# [GIVEN RECORDS]
[Start]
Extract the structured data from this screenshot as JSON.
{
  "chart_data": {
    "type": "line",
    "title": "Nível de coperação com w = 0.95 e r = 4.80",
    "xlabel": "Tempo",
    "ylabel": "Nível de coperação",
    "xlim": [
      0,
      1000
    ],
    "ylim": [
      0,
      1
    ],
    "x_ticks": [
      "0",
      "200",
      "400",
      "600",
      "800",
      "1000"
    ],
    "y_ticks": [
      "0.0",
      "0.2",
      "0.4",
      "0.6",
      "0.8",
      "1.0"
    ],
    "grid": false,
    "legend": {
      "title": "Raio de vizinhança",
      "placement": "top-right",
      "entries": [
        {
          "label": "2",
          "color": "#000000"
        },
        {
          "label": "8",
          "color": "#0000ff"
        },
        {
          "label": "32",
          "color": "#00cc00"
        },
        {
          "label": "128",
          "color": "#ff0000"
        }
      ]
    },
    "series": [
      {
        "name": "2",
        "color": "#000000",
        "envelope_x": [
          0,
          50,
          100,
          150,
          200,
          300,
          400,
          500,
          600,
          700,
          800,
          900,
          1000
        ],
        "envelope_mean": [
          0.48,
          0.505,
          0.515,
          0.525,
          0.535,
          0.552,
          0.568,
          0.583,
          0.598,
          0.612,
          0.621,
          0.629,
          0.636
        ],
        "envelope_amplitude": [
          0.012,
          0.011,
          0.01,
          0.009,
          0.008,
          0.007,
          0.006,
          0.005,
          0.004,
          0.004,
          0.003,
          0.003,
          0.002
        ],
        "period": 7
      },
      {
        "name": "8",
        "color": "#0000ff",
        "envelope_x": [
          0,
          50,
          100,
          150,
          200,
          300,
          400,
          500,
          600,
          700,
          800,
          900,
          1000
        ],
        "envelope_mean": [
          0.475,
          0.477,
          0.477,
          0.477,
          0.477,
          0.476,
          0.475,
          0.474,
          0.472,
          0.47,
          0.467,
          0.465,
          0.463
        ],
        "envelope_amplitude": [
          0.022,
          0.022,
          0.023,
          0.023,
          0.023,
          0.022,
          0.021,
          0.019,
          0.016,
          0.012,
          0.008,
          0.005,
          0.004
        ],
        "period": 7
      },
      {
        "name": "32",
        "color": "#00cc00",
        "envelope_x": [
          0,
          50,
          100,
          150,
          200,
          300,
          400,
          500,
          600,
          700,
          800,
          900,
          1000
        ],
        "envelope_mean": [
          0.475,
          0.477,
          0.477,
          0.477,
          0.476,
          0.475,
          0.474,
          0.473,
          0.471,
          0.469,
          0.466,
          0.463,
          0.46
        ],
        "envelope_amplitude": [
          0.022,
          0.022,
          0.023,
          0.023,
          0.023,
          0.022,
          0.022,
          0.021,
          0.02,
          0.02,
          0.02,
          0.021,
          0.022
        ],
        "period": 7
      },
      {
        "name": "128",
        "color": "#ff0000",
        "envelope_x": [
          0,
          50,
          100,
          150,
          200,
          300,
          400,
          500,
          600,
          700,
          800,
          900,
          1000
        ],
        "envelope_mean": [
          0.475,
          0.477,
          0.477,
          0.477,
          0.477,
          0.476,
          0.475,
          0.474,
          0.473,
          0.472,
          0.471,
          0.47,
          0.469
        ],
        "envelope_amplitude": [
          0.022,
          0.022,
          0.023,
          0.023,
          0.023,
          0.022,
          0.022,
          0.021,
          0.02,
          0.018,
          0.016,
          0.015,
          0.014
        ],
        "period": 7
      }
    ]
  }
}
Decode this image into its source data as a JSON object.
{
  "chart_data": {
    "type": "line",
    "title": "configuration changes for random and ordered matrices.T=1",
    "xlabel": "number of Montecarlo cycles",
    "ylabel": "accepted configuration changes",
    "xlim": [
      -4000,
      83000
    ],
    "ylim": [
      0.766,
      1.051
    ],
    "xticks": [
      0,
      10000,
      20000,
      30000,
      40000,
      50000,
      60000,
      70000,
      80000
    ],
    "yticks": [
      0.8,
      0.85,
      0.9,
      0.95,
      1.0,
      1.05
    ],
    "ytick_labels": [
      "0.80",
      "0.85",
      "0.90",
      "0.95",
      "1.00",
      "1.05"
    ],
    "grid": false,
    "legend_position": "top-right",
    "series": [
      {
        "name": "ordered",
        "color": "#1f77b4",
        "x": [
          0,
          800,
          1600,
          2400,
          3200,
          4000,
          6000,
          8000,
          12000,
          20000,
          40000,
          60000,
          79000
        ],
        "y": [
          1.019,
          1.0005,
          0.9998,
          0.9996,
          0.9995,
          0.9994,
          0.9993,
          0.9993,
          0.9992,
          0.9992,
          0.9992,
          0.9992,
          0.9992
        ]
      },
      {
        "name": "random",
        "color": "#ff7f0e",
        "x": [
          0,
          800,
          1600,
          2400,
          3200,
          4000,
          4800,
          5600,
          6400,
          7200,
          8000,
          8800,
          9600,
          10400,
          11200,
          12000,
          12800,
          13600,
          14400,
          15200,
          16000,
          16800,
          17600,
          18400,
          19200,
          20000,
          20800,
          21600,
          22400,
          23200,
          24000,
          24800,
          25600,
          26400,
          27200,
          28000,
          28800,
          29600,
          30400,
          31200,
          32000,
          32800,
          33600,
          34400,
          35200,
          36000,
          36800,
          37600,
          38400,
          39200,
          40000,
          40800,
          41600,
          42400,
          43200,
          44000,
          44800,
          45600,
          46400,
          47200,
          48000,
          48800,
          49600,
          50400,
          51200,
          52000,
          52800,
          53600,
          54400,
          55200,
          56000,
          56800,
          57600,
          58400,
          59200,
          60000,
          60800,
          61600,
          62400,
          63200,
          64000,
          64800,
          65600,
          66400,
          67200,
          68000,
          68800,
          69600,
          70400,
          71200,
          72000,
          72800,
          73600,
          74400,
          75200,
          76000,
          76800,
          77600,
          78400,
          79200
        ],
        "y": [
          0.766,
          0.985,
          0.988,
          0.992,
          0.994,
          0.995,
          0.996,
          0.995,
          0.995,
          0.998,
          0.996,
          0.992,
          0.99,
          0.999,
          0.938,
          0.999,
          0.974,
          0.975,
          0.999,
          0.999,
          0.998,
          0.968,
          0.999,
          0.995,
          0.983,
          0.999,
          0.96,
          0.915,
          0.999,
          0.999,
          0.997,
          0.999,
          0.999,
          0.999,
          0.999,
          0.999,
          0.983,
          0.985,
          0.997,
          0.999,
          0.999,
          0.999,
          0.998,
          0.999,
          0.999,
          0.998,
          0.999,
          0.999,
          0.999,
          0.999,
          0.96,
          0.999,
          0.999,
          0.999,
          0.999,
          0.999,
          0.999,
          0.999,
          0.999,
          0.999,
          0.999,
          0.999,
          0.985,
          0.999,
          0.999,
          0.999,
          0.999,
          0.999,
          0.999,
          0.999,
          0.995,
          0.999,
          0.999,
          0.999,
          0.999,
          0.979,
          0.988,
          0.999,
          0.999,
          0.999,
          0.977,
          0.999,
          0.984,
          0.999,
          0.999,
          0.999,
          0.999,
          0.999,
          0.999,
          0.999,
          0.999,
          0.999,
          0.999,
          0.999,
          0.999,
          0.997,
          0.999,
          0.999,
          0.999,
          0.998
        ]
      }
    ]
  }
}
[End]
# [EXERCISE OBJECTIVE]
Go through the data and return every record exactly.

# [RESULT OF THIS EXERCISE]
Extract the structured data from this screenshot as JSON.
{
  "chart_data": {
    "type": "line",
    "title": "Nível de coperação com w = 0.95 e r = 4.80",
    "xlabel": "Tempo",
    "ylabel": "Nível de coperação",
    "xlim": [
      0,
      1000
    ],
    "ylim": [
      0,
      1
    ],
    "x_ticks": [
      "0",
      "200",
      "400",
      "600",
      "800",
      "1000"
    ],
    "y_ticks": [
      "0.0",
      "0.2",
      "0.4",
      "0.6",
      "0.8",
      "1.0"
    ],
    "grid": false,
    "legend": {
      "title": "Raio de vizinhança",
      "placement": "top-right",
      "entries": [
        {
          "label": "2",
          "color": "#000000"
        },
        {
          "label": "8",
          "color": "#0000ff"
        },
        {
          "label": "32",
          "color": "#00cc00"
        },
        {
          "label": "128",
          "color": "#ff0000"
        }
      ]
    },
    "series": [
      {
        "name": "2",
        "color": "#000000",
        "envelope_x": [
          0,
          50,
          100,
          150,
          200,
          300,
          400,
          500,
          600,
          700,
          800,
          900,
          1000
        ],
        "envelope_mean": [
          0.48,
          0.505,
          0.515,
          0.525,
          0.535,
          0.552,
          0.568,
          0.583,
          0.598,
          0.612,
          0.621,
          0.629,
          0.636
        ],
        "envelope_amplitude": [
          0.012,
          0.011,
          0.01,
          0.009,
          0.008,
          0.007,
          0.006,
          0.005,
          0.004,
          0.004,
          0.003,
          0.003,
          0.002
        ],
        "period": 7
      },
      {
        "name": "8",
        "color": "#0000ff",
        "envelope_x": [
          0,
          50,
          100,
          150,
          200,
          300,
          400,
          500,
          600,
          700,
          800,
          900,
          1000
        ],
        "envelope_mean": [
          0.475,
          0.477,
          0.477,
          0.477,
          0.477,
          0.476,
          0.475,
          0.474,
          0.472,
          0.47,
          0.467,
          0.465,
          0.463
        ],
        "envelope_amplitude": [
          0.022,
          0.022,
          0.023,
          0.023,
          0.023,
          0.022,
          0.021,
          0.019,
          0.016,
          0.012,
          0.008,
          0.005,
          0.004
        ],
        "period": 7
      },
      {
        "name": "32",
        "color": "#00cc00",
        "envelope_x": [
          0,
          50,
          100,
          150,
          200,
          300,
          400,
          500,
          600,
          700,
          800,
          900,
          1000
        ],
        "envelope_mean": [
          0.475,
          0.477,
          0.477,
          0.477,
          0.476,
          0.475,
          0.474,
          0.473,
          0.471,
          0.469,
          0.466,
          0.463,
          0.46
        ],
        "envelope_amplitude": [
          0.022,
          0.022,
          0.023,
          0.023,
          0.023,
          0.022,
          0.022,
          0.021,
          0.02,
          0.02,
          0.02,
          0.021,
          0.022
        ],
        "period": 7
      },
      {
        "name": "128",
        "color": "#ff0000",
        "envelope_x": [
          0,
          50,
          100,
          150,
          200,
          300,
          400,
          500,
          600,
          700,
          800,
          900,
          1000
        ],
        "envelope_mean": [
          0.475,
          0.477,
          0.477,
          0.477,
          0.477,
          0.476,
          0.475,
          0.474,
          0.473,
          0.472,
          0.471,
          0.47,
          0.469
        ],
        "envelope_amplitude": [
          0.022,
          0.022,
          0.023,
          0.023,
          0.023,
          0.022,
          0.022,
          0.021,
          0.02,
          0.018,
          0.016,
          0.015,
          0.014
        ],
        "period": 7
      }
    ]
  }
}
Decode this image into its source data as a JSON object.
{
  "chart_data": {
    "type": "line",
    "title": "configuration changes for random and ordered matrices.T=1",
    "xlabel": "number of Montecarlo cycles",
    "ylabel": "accepted configuration changes",
    "xlim": [
      -4000,
      83000
    ],
    "ylim": [
      0.766,
      1.051
    ],
    "xticks": [
      0,
      10000,
      20000,
      30000,
      40000,
      50000,
      60000,
      70000,
      80000
    ],
    "yticks": [
      0.8,
      0.85,
      0.9,
      0.95,
      1.0,
      1.05
    ],
    "ytick_labels": [
      "0.80",
      "0.85",
      "0.90",
      "0.95",
      "1.00",
      "1.05"
    ],
    "grid": false,
    "legend_position": "top-right",
    "series": [
      {
        "name": "ordered",
        "color": "#1f77b4",
        "x": [
          0,
          800,
          1600,
          2400,
          3200,
          4000,
          6000,
          8000,
          12000,
          20000,
          40000,
          60000,
          79000
        ],
        "y": [
          1.019,
          1.0005,
          0.9998,
          0.9996,
          0.9995,
          0.9994,
          0.9993,
          0.9993,
          0.9992,
          0.9992,
          0.9992,
          0.9992,
          0.9992
        ]
      },
      {
        "name": "random",
        "color": "#ff7f0e",
        "x": [
          0,
          800,
          1600,
          2400,
          3200,
          4000,
          4800,
          5600,
          6400,
          7200,
          8000,
          8800,
          9600,
          10400,
          11200,
          12000,
          12800,
          13600,
          14400,
          15200,
          16000,
          16800,
          17600,
          18400,
          19200,
          20000,
          20800,
          21600,
          22400,
          23200,
          24000,
          24800,
          25600,
          26400,
          27200,
          28000,
          28800,
          29600,
          30400,
          31200,
          32000,
          32800,
          33600,
          34400,
          35200,
          36000,
          36800,
          37600,
          38400,
          39200,
          40000,
          40800,
          41600,
          42400,
          43200,
          44000,
          44800,
          45600,
          46400,
          47200,
          48000,
          48800,
          49600,
          50400,
          51200,
          52000,
          52800,
          53600,
          54400,
          55200,
          56000,
          56800,
          57600,
          58400,
          59200,
          60000,
          60800,
          61600,
          62400,
          63200,
          64000,
          64800,
          65600,
          66400,
          67200,
          68000,
          68800,
          69600,
          70400,
          71200,
          72000,
          72800,
          73600,
          74400,
          75200,
          76000,
          76800,
          77600,
          78400,
          79200
        ],
        "y": [
          0.766,
          0.985,
          0.988,
          0.992,
          0.994,
          0.995,
          0.996,
          0.995,
          0.995,
          0.998,
          0.996,
          0.992,
          0.99,
          0.999,
          0.938,
          0.999,
          0.974,
          0.975,
          0.999,
          0.999,
          0.998,
          0.968,
          0.999,
          0.995,
          0.983,
          0.999,
          0.96,
          0.915,
          0.999,
          0.999,
          0.997,
          0.999,
          0.999,
          0.999,
          0.999,
          0.999,
          0.983,
          0.985,
          0.997,
          0.999,
          0.999,
          0.999,
          0.998,
          0.999,
          0.999,
          0.998,
          0.999,
          0.999,
          0.999,
          0.999,
          0.96,
          0.999,
          0.999,
          0.999,
          0.999,
          0.999,
          0.999,
          0.999,
          0.999,
          0.999,
          0.999,
          0.999,
          0.985,
          0.999,
          0.999,
          0.999,
          0.999,
          0.999,
          0.999,
          0.999,
          0.995,
          0.999,
          0.999,
          0.999,
          0.999,
          0.979,
          0.988,
          0.999,
          0.999,
          0.999,
          0.977,
          0.999,
          0.984,
          0.999,
          0.999,
          0.999,
          0.999,
          0.999,
          0.999,
          0.999,
          0.999,
          0.999,
          0.999,
          0.999,
          0.999,
          0.997,
          0.999,
          0.999,
          0.999,
          0.998
        ]
      }
    ]
  }
}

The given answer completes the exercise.